* [DIRECTIVE] Please turn every line of the items below into a numbered list, leaving out any blank lines.

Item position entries
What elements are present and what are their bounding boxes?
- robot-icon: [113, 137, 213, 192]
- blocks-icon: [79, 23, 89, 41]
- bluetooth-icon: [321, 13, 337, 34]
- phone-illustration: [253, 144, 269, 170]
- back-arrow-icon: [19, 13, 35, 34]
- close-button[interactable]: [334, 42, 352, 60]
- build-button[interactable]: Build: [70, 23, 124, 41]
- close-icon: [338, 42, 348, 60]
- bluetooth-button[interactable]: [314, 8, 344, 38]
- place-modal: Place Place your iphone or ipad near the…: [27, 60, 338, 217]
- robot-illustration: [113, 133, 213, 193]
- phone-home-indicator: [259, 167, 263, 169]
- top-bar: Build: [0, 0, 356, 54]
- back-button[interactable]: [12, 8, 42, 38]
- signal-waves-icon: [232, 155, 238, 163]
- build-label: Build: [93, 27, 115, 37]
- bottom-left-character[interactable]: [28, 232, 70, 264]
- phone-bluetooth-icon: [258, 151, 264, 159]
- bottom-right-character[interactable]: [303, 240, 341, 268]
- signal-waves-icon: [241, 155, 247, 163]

* [COMPLETE OUTPUT]
1. What elements are present and what are their bounding boxes?
2. - robot-icon: [113, 137, 213, 192]
3. - blocks-icon: [79, 23, 89, 41]
4. - bluetooth-icon: [321, 13, 337, 34]
5. - phone-illustration: [253, 144, 269, 170]
6. - back-arrow-icon: [19, 13, 35, 34]
7. - close-button[interactable]: [334, 42, 352, 60]
8. - build-button[interactable]: Build: [70, 23, 124, 41]
9. - close-icon: [338, 42, 348, 60]
10. - bluetooth-button[interactable]: [314, 8, 344, 38]
11. - place-modal: Place Place your iphone or ipad near the…: [27, 60, 338, 217]
12. - robot-illustration: [113, 133, 213, 193]
13. - phone-home-indicator: [259, 167, 263, 169]
14. - top-bar: Build: [0, 0, 356, 54]
15. - back-button[interactable]: [12, 8, 42, 38]
16. - signal-waves-icon: [232, 155, 238, 163]
17. - build-label: Build: [93, 27, 115, 37]
18. - bottom-left-character[interactable]: [28, 232, 70, 264]
19. - phone-bluetooth-icon: [258, 151, 264, 159]
20. - bottom-right-character[interactable]: [303, 240, 341, 268]
21. - signal-waves-icon: [241, 155, 247, 163]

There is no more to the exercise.